*** Input for this task ***

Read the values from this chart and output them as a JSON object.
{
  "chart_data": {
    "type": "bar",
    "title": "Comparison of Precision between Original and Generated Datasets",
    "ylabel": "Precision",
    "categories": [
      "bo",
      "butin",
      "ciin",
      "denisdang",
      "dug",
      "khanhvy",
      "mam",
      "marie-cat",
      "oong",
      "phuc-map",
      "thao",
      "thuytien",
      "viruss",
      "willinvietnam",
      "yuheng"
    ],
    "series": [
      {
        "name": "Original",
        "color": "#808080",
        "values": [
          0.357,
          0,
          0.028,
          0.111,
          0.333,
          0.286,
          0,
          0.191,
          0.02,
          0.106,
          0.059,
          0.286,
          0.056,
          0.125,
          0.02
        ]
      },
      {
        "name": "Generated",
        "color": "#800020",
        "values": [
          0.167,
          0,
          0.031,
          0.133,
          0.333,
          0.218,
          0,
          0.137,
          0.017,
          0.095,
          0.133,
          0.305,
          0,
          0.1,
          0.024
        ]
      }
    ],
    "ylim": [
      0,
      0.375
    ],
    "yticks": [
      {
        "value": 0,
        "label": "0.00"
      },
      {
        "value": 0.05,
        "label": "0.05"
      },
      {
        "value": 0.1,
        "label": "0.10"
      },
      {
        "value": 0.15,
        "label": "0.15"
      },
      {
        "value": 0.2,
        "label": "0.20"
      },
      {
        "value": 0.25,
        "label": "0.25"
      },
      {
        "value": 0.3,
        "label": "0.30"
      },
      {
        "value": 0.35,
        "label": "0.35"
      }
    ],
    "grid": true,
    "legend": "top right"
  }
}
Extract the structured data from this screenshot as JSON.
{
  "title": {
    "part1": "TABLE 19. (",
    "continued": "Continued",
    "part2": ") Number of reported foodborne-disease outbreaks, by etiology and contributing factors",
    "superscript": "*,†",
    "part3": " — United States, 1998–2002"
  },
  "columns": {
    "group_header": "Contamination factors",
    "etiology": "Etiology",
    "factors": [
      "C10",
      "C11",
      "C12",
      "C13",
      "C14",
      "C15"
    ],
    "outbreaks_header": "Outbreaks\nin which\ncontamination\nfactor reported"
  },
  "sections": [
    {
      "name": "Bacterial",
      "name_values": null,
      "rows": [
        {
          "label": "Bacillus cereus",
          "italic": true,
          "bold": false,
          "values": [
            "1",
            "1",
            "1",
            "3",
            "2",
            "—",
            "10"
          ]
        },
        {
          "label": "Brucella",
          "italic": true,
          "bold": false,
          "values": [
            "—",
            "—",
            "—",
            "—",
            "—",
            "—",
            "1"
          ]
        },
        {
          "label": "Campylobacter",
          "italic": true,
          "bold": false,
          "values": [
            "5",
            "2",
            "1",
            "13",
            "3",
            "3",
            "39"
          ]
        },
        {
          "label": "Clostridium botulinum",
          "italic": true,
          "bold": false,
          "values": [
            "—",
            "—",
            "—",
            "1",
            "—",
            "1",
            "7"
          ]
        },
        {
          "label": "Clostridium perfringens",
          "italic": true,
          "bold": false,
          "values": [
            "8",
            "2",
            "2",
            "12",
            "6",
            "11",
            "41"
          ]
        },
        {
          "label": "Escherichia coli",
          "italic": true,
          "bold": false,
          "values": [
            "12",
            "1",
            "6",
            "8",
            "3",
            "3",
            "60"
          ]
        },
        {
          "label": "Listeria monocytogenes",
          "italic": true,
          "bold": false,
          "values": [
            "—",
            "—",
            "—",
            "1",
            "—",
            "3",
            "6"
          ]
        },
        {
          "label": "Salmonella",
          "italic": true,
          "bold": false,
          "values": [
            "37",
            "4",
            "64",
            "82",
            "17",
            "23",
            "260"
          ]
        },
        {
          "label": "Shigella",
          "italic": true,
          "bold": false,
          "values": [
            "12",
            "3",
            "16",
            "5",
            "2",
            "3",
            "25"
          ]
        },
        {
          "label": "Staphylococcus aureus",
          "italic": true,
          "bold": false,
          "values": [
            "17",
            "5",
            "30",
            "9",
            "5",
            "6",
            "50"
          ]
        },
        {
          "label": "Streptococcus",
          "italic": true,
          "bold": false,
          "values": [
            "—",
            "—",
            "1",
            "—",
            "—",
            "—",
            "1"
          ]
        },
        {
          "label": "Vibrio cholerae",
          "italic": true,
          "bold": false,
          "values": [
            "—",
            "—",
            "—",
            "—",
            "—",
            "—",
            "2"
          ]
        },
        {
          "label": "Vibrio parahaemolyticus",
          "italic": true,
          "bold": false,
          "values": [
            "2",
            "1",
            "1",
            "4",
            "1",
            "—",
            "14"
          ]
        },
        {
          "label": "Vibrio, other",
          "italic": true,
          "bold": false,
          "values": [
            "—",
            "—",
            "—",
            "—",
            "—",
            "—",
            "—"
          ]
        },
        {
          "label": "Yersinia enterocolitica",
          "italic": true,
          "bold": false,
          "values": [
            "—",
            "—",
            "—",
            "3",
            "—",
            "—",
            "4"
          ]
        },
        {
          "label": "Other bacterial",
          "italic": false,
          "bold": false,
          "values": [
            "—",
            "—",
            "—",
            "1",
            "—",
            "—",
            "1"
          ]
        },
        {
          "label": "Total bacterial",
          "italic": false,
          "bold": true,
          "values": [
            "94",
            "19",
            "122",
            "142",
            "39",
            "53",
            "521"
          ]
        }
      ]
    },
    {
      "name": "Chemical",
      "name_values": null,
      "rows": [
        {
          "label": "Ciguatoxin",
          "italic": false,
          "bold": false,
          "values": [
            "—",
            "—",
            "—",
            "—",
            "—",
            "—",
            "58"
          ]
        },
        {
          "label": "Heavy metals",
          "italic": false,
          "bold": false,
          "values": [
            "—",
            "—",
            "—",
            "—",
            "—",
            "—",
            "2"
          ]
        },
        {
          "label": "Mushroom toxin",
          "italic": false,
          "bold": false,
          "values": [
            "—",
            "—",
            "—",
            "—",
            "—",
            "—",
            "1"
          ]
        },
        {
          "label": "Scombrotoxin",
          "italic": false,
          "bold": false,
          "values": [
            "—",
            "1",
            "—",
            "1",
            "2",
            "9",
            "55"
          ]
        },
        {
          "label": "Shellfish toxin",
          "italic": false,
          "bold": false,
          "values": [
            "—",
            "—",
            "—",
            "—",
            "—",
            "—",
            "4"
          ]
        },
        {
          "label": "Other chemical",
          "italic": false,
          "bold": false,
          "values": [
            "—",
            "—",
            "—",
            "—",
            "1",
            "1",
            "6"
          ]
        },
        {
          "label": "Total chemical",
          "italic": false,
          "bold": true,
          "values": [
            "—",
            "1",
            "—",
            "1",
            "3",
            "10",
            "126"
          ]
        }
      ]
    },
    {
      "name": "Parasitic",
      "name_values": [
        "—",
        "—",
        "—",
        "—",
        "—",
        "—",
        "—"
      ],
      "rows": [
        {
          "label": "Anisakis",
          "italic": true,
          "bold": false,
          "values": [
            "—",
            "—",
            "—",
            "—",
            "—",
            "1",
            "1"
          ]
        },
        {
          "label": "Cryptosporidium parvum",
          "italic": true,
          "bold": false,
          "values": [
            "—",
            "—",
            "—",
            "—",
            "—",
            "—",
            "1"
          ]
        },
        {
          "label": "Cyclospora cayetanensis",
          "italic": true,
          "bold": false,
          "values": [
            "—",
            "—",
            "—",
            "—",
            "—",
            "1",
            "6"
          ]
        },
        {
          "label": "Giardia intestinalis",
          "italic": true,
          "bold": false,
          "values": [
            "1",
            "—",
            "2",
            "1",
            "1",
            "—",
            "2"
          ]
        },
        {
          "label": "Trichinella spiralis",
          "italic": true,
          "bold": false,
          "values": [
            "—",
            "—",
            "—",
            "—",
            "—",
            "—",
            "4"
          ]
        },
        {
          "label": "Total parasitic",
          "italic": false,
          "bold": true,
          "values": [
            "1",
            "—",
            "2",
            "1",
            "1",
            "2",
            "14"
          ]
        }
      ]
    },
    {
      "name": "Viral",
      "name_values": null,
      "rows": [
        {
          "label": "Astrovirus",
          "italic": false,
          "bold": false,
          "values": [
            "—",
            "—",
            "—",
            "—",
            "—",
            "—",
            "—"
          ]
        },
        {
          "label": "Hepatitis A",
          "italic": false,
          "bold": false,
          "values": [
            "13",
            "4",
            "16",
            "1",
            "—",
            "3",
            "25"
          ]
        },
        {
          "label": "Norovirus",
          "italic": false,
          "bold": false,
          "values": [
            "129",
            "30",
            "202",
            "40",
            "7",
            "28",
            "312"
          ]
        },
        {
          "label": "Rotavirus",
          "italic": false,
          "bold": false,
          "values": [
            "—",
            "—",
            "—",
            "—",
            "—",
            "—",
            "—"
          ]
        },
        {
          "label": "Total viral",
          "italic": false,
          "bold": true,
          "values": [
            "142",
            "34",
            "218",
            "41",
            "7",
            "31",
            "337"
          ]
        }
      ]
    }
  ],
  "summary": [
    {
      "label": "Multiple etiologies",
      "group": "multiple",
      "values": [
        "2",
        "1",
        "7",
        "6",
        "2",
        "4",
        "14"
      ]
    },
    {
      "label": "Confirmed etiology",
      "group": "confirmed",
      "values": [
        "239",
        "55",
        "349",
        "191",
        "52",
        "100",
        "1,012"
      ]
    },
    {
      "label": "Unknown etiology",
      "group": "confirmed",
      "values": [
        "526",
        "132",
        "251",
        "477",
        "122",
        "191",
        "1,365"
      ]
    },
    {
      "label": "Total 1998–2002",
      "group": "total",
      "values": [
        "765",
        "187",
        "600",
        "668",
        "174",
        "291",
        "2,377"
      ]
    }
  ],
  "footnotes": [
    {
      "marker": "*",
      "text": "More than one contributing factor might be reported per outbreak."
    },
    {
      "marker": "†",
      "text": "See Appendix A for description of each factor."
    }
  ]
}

*** End of Input for this task ***
*** Input for this task ***

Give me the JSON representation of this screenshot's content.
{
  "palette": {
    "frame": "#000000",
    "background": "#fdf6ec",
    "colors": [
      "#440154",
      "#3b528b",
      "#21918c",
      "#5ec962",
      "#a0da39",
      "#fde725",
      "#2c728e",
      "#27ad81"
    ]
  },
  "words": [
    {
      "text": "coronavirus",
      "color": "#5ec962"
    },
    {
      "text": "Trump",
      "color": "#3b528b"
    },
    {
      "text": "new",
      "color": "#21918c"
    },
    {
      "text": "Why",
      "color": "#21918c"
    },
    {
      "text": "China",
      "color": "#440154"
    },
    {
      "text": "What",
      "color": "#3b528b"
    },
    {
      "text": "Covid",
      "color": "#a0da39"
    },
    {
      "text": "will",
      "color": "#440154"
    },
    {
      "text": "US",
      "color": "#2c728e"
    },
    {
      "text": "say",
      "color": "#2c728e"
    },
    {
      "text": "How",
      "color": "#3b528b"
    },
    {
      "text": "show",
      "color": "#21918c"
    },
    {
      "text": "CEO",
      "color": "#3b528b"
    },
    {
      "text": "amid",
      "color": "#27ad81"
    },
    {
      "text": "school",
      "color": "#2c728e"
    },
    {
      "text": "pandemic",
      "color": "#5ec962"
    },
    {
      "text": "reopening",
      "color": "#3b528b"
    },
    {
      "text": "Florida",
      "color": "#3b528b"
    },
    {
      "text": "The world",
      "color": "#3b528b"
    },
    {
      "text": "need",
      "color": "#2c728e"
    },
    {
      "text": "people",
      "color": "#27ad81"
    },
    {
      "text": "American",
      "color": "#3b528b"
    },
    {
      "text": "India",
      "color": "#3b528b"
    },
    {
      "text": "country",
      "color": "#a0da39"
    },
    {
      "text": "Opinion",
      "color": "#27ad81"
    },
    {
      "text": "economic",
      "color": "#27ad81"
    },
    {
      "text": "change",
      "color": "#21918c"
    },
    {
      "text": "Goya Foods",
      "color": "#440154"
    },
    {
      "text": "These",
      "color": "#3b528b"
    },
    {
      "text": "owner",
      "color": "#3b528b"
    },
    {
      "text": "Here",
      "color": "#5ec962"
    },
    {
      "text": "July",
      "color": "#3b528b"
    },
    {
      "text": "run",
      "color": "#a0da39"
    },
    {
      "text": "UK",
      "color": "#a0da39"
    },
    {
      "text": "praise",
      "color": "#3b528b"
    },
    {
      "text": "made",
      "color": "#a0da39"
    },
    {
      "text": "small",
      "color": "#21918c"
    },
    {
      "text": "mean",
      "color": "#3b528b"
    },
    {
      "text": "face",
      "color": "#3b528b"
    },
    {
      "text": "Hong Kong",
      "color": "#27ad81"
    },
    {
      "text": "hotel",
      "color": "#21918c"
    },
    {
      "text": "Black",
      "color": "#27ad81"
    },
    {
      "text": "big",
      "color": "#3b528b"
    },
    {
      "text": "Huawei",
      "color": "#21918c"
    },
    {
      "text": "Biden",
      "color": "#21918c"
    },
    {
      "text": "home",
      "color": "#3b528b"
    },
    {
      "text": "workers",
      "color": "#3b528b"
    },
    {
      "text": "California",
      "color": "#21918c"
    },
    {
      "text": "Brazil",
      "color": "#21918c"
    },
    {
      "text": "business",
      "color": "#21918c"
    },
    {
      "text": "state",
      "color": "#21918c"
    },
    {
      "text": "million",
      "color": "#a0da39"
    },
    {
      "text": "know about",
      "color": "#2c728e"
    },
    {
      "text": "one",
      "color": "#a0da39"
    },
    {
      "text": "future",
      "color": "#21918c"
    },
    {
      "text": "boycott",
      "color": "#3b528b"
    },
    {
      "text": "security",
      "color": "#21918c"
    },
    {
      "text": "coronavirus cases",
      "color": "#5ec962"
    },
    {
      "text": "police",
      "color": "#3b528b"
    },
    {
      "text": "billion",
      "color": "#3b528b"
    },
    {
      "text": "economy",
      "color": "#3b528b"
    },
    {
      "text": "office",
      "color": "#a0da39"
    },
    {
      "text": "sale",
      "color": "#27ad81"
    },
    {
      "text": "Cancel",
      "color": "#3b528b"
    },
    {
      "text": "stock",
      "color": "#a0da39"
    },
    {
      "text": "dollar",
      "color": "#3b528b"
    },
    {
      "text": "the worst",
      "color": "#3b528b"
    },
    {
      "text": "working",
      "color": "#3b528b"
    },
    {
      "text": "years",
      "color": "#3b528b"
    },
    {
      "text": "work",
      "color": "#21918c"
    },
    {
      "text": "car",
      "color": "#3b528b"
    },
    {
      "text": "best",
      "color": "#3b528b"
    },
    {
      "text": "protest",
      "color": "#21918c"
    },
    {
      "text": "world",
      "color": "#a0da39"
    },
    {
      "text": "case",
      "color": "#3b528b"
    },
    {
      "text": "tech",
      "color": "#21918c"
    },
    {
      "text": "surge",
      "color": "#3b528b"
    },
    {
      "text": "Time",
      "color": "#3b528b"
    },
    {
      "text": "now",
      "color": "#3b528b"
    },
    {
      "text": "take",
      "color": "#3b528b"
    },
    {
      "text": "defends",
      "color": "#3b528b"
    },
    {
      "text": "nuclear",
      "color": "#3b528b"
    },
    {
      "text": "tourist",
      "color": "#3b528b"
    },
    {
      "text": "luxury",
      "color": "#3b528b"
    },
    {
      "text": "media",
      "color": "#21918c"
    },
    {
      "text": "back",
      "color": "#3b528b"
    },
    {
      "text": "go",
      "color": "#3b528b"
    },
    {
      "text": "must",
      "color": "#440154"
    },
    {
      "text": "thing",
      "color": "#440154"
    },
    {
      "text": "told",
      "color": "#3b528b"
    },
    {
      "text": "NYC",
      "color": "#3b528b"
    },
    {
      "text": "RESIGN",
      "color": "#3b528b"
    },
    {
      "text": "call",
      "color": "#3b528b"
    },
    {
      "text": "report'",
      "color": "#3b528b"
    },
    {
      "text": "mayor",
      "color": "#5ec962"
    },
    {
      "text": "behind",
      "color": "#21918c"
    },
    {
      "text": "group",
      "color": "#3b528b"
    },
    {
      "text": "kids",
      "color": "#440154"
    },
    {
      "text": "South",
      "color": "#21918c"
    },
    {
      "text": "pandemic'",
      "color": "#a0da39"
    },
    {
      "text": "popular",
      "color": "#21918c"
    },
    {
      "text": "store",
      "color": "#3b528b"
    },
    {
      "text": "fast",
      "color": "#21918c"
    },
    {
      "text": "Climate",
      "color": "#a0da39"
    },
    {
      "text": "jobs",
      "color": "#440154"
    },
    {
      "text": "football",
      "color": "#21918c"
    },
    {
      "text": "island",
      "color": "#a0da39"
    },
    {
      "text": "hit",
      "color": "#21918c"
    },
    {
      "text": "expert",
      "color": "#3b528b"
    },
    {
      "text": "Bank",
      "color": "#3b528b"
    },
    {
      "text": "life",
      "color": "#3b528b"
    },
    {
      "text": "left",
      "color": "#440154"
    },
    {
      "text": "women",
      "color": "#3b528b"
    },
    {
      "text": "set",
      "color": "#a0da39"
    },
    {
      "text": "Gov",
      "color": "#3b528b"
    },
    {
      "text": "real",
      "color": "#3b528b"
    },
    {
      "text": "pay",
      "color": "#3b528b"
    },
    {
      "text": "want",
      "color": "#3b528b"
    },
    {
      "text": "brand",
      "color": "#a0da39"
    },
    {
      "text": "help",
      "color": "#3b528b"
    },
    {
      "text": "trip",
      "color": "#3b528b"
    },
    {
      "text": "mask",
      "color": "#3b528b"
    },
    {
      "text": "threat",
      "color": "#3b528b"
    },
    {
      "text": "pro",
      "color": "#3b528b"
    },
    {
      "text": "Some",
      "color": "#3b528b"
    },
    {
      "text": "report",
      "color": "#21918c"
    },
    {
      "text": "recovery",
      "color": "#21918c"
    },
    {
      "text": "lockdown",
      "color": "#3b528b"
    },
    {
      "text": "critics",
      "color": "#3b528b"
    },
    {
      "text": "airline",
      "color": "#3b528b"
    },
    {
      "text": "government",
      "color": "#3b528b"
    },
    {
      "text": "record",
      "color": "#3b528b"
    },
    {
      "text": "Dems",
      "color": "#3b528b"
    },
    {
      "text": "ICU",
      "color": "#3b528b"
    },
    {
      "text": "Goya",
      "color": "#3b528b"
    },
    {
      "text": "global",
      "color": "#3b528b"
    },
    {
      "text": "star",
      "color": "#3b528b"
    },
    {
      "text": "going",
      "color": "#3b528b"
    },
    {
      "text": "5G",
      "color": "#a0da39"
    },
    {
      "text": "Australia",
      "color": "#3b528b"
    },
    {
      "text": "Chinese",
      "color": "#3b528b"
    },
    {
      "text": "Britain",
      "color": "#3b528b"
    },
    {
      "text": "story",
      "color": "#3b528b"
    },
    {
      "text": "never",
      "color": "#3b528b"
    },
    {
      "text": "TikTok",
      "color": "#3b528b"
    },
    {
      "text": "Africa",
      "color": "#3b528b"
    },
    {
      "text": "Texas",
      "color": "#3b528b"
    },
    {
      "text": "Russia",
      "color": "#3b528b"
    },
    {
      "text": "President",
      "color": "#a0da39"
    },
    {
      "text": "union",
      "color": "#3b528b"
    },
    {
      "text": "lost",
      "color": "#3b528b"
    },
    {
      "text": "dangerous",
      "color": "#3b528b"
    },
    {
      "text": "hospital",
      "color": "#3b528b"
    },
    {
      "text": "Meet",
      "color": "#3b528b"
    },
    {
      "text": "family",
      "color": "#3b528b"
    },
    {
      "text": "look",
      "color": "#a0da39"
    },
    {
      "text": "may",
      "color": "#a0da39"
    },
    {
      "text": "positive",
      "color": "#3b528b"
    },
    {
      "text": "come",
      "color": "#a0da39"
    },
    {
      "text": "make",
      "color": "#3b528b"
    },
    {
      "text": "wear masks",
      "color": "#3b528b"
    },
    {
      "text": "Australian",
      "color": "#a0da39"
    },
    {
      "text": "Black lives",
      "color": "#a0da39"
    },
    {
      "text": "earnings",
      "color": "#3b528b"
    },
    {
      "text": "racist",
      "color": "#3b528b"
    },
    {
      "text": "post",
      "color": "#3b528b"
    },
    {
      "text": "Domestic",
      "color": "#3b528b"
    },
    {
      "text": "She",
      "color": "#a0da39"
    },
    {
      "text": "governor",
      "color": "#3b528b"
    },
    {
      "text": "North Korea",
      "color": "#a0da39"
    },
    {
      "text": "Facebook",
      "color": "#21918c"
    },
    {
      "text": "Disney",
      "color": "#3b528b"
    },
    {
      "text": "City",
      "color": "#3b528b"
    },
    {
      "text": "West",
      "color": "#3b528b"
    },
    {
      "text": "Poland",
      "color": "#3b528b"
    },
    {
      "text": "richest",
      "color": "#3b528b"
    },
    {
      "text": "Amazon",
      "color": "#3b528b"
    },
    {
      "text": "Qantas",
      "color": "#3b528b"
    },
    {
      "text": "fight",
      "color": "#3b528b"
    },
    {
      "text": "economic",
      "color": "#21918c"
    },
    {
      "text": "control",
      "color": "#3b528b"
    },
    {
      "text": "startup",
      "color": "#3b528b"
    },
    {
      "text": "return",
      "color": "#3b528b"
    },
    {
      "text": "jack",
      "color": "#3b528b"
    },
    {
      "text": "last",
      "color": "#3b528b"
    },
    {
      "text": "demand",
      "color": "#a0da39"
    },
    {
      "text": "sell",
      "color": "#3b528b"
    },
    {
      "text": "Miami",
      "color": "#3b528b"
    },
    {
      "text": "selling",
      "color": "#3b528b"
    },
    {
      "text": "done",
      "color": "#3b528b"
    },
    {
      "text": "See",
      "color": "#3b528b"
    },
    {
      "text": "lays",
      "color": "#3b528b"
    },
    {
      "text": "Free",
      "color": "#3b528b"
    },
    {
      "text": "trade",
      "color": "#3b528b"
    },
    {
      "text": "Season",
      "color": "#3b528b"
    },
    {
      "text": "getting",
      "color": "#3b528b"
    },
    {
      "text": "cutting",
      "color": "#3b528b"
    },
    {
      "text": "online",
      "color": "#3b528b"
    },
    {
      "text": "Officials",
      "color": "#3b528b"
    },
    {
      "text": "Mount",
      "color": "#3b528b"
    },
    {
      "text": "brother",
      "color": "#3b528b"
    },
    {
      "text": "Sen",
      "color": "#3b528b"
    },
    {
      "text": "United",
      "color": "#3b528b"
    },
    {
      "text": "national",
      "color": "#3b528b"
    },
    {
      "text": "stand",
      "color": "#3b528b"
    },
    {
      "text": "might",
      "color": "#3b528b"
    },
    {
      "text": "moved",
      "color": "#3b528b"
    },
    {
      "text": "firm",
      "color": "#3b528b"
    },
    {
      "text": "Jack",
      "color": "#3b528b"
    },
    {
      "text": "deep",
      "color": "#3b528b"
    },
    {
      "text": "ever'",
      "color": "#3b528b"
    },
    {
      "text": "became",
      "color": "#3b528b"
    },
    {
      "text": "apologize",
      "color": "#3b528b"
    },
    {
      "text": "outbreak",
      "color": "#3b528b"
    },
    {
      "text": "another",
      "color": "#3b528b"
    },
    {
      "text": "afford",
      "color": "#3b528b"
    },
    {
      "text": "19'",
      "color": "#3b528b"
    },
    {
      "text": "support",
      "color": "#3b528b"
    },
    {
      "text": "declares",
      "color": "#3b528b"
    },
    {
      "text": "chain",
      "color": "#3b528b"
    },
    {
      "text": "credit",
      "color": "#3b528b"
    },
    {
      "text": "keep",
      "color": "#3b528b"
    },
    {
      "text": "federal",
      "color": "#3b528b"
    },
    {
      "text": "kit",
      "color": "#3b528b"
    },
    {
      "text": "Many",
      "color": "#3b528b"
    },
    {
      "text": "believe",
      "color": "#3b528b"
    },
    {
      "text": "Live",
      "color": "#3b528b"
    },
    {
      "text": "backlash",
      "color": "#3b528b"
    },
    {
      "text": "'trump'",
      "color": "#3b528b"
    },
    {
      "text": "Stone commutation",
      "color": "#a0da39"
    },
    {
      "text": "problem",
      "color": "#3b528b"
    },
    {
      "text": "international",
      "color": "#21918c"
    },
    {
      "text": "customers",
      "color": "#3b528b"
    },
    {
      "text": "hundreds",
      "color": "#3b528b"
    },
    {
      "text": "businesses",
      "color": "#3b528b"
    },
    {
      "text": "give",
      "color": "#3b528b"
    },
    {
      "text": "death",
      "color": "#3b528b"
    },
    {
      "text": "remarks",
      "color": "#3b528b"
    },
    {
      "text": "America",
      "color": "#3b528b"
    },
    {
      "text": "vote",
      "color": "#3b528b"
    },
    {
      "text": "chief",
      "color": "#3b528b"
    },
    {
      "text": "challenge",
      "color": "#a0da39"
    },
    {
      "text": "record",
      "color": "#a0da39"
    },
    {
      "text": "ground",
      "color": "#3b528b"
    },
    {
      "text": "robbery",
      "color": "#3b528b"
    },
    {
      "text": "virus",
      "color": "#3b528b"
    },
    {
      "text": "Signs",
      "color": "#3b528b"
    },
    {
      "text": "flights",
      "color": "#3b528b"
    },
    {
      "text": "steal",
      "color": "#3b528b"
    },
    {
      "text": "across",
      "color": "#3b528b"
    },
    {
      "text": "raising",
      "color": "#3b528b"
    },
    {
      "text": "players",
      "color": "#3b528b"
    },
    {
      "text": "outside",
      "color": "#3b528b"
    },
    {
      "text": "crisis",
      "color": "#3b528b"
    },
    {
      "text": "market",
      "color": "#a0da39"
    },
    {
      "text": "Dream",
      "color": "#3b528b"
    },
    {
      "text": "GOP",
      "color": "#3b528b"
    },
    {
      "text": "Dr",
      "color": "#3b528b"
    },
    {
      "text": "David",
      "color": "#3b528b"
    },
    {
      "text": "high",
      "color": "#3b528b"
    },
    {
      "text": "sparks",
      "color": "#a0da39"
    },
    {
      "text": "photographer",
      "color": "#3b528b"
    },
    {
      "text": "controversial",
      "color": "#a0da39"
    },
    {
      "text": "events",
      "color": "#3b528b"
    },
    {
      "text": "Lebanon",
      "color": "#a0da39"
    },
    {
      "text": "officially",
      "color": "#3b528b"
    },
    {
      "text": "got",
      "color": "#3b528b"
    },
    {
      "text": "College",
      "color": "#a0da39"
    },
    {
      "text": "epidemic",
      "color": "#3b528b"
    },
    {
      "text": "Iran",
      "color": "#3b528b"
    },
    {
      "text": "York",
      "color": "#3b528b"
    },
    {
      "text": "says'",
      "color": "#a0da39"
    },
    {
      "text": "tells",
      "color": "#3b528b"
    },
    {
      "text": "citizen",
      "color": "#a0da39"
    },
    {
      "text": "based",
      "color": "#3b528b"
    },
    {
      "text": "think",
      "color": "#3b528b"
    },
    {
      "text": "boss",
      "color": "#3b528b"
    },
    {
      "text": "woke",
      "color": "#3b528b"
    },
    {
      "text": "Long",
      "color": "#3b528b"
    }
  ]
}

*** End of Input for this task ***

### [Task item]
Your response should be made up of the lines in the data that contain the word "screenshot".

### [Task solution]
Extract the structured data from this screenshot as JSON.
Give me the JSON representation of this screenshot's content.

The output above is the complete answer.